**THE REQUEST:**
Skip the pictures and repeat each line of the data exactly.

____________________

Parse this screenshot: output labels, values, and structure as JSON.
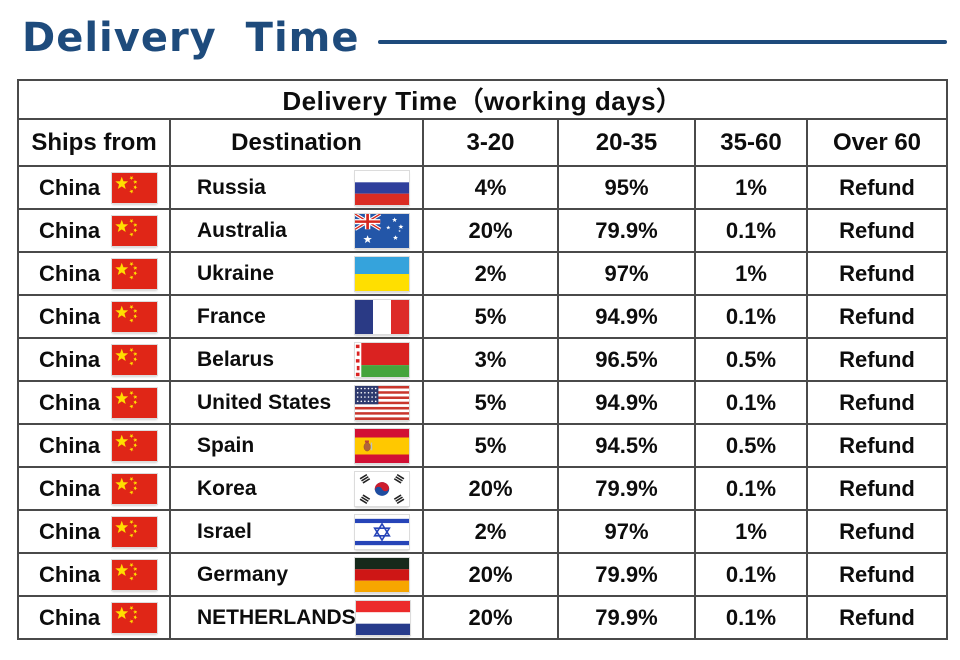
{
  "page_title": "Delivery Time",
  "colors": {
    "accent": "#1E4B7C",
    "table_border": "#4A4A4A",
    "text": "#0D0D0D"
  },
  "table": {
    "title": "Delivery Time（working days）",
    "columns": [
      "Ships from",
      "Destination",
      "3-20",
      "20-35",
      "35-60",
      "Over 60"
    ],
    "rows": [
      {
        "ships_from": "China",
        "ships_from_flag": "china",
        "destination": "Russia",
        "destination_flag": "russia",
        "pct_3_20": "4%",
        "pct_20_35": "95%",
        "pct_35_60": "1%",
        "over_60": "Refund"
      },
      {
        "ships_from": "China",
        "ships_from_flag": "china",
        "destination": "Australia",
        "destination_flag": "australia",
        "pct_3_20": "20%",
        "pct_20_35": "79.9%",
        "pct_35_60": "0.1%",
        "over_60": "Refund"
      },
      {
        "ships_from": "China",
        "ships_from_flag": "china",
        "destination": "Ukraine",
        "destination_flag": "ukraine",
        "pct_3_20": "2%",
        "pct_20_35": "97%",
        "pct_35_60": "1%",
        "over_60": "Refund"
      },
      {
        "ships_from": "China",
        "ships_from_flag": "china",
        "destination": "France",
        "destination_flag": "france",
        "pct_3_20": "5%",
        "pct_20_35": "94.9%",
        "pct_35_60": "0.1%",
        "over_60": "Refund"
      },
      {
        "ships_from": "China",
        "ships_from_flag": "china",
        "destination": "Belarus",
        "destination_flag": "belarus",
        "pct_3_20": "3%",
        "pct_20_35": "96.5%",
        "pct_35_60": "0.5%",
        "over_60": "Refund"
      },
      {
        "ships_from": "China",
        "ships_from_flag": "china",
        "destination": "United States",
        "destination_flag": "usa",
        "pct_3_20": "5%",
        "pct_20_35": "94.9%",
        "pct_35_60": "0.1%",
        "over_60": "Refund"
      },
      {
        "ships_from": "China",
        "ships_from_flag": "china",
        "destination": "Spain",
        "destination_flag": "spain",
        "pct_3_20": "5%",
        "pct_20_35": "94.5%",
        "pct_35_60": "0.5%",
        "over_60": "Refund"
      },
      {
        "ships_from": "China",
        "ships_from_flag": "china",
        "destination": "Korea",
        "destination_flag": "korea",
        "pct_3_20": "20%",
        "pct_20_35": "79.9%",
        "pct_35_60": "0.1%",
        "over_60": "Refund"
      },
      {
        "ships_from": "China",
        "ships_from_flag": "china",
        "destination": "Israel",
        "destination_flag": "israel",
        "pct_3_20": "2%",
        "pct_20_35": "97%",
        "pct_35_60": "1%",
        "over_60": "Refund"
      },
      {
        "ships_from": "China",
        "ships_from_flag": "china",
        "destination": "Germany",
        "destination_flag": "germany",
        "pct_3_20": "20%",
        "pct_20_35": "79.9%",
        "pct_35_60": "0.1%",
        "over_60": "Refund"
      },
      {
        "ships_from": "China",
        "ships_from_flag": "china",
        "destination": "NETHERLANDS",
        "destination_flag": "netherlands",
        "pct_3_20": "20%",
        "pct_20_35": "79.9%",
        "pct_35_60": "0.1%",
        "over_60": "Refund"
      }
    ]
  },
  "chart_data": {
    "type": "table",
    "title": "Delivery Time（working days）",
    "columns": [
      "Ships from",
      "Destination",
      "3-20",
      "20-35",
      "35-60",
      "Over 60"
    ],
    "rows": [
      [
        "China",
        "Russia",
        "4%",
        "95%",
        "1%",
        "Refund"
      ],
      [
        "China",
        "Australia",
        "20%",
        "79.9%",
        "0.1%",
        "Refund"
      ],
      [
        "China",
        "Ukraine",
        "2%",
        "97%",
        "1%",
        "Refund"
      ],
      [
        "China",
        "France",
        "5%",
        "94.9%",
        "0.1%",
        "Refund"
      ],
      [
        "China",
        "Belarus",
        "3%",
        "96.5%",
        "0.5%",
        "Refund"
      ],
      [
        "China",
        "United States",
        "5%",
        "94.9%",
        "0.1%",
        "Refund"
      ],
      [
        "China",
        "Spain",
        "5%",
        "94.5%",
        "0.5%",
        "Refund"
      ],
      [
        "China",
        "Korea",
        "20%",
        "79.9%",
        "0.1%",
        "Refund"
      ],
      [
        "China",
        "Israel",
        "2%",
        "97%",
        "1%",
        "Refund"
      ],
      [
        "China",
        "Germany",
        "20%",
        "79.9%",
        "0.1%",
        "Refund"
      ],
      [
        "China",
        "NETHERLANDS",
        "20%",
        "79.9%",
        "0.1%",
        "Refund"
      ]
    ]
  }
}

____________________

**SOLUTION FOR THIS PROBLEM:**
Parse this screenshot: output labels, values, and structure as JSON.
{
  "page_title": "Delivery Time",
  "colors": {
    "accent": "#1E4B7C",
    "table_border": "#4A4A4A",
    "text": "#0D0D0D"
  },
  "table": {
    "title": "Delivery Time（working days）",
    "columns": [
      "Ships from",
      "Destination",
      "3-20",
      "20-35",
      "35-60",
      "Over 60"
    ],
    "rows": [
      {
        "ships_from": "China",
        "ships_from_flag": "china",
        "destination": "Russia",
        "destination_flag": "russia",
        "pct_3_20": "4%",
        "pct_20_35": "95%",
        "pct_35_60": "1%",
        "over_60": "Refund"
      },
      {
        "ships_from": "China",
        "ships_from_flag": "china",
        "destination": "Australia",
        "destination_flag": "australia",
        "pct_3_20": "20%",
        "pct_20_35": "79.9%",
        "pct_35_60": "0.1%",
        "over_60": "Refund"
      },
      {
        "ships_from": "China",
        "ships_from_flag": "china",
        "destination": "Ukraine",
        "destination_flag": "ukraine",
        "pct_3_20": "2%",
        "pct_20_35": "97%",
        "pct_35_60": "1%",
        "over_60": "Refund"
      },
      {
        "ships_from": "China",
        "ships_from_flag": "china",
        "destination": "France",
        "destination_flag": "france",
        "pct_3_20": "5%",
        "pct_20_35": "94.9%",
        "pct_35_60": "0.1%",
        "over_60": "Refund"
      },
      {
        "ships_from": "China",
        "ships_from_flag": "china",
        "destination": "Belarus",
        "destination_flag": "belarus",
        "pct_3_20": "3%",
        "pct_20_35": "96.5%",
        "pct_35_60": "0.5%",
        "over_60": "Refund"
      },
      {
        "ships_from": "China",
        "ships_from_flag": "china",
        "destination": "United States",
        "destination_flag": "usa",
        "pct_3_20": "5%",
        "pct_20_35": "94.9%",
        "pct_35_60": "0.1%",
        "over_60": "Refund"
      },
      {
        "ships_from": "China",
        "ships_from_flag": "china",
        "destination": "Spain",
        "destination_flag": "spain",
        "pct_3_20": "5%",
        "pct_20_35": "94.5%",
        "pct_35_60": "0.5%",
        "over_60": "Refund"
      },
      {
        "ships_from": "China",
        "ships_from_flag": "china",
        "destination": "Korea",
        "destination_flag": "korea",
        "pct_3_20": "20%",
        "pct_20_35": "79.9%",
        "pct_35_60": "0.1%",
        "over_60": "Refund"
      },
      {
        "ships_from": "China",
        "ships_from_flag": "china",
        "destination": "Israel",
        "destination_flag": "israel",
        "pct_3_20": "2%",
        "pct_20_35": "97%",
        "pct_35_60": "1%",
        "over_60": "Refund"
      },
      {
        "ships_from": "China",
        "ships_from_flag": "china",
        "destination": "Germany",
        "destination_flag": "germany",
        "pct_3_20": "20%",
        "pct_20_35": "79.9%",
        "pct_35_60": "0.1%",
        "over_60": "Refund"
      },
      {
        "ships_from": "China",
        "ships_from_flag": "china",
        "destination": "NETHERLANDS",
        "destination_flag": "netherlands",
        "pct_3_20": "20%",
        "pct_20_35": "79.9%",
        "pct_35_60": "0.1%",
        "over_60": "Refund"
      }
    ]
  },
  "chart_data": {
    "type": "table",
    "title": "Delivery Time（working days）",
    "columns": [
      "Ships from",
      "Destination",
      "3-20",
      "20-35",
      "35-60",
      "Over 60"
    ],
    "rows": [
      [
        "China",
        "Russia",
        "4%",
        "95%",
        "1%",
        "Refund"
      ],
      [
        "China",
        "Australia",
        "20%",
        "79.9%",
        "0.1%",
        "Refund"
      ],
      [
        "China",
        "Ukraine",
        "2%",
        "97%",
        "1%",
        "Refund"
      ],
      [
        "China",
        "France",
        "5%",
        "94.9%",
        "0.1%",
        "Refund"
      ],
      [
        "China",
        "Belarus",
        "3%",
        "96.5%",
        "0.5%",
        "Refund"
      ],
      [
        "China",
        "United States",
        "5%",
        "94.9%",
        "0.1%",
        "Refund"
      ],
      [
        "China",
        "Spain",
        "5%",
        "94.5%",
        "0.5%",
        "Refund"
      ],
      [
        "China",
        "Korea",
        "20%",
        "79.9%",
        "0.1%",
        "Refund"
      ],
      [
        "China",
        "Israel",
        "2%",
        "97%",
        "1%",
        "Refund"
      ],
      [
        "China",
        "Germany",
        "20%",
        "79.9%",
        "0.1%",
        "Refund"
      ],
      [
        "China",
        "NETHERLANDS",
        "20%",
        "79.9%",
        "0.1%",
        "Refund"
      ]
    ]
  }
}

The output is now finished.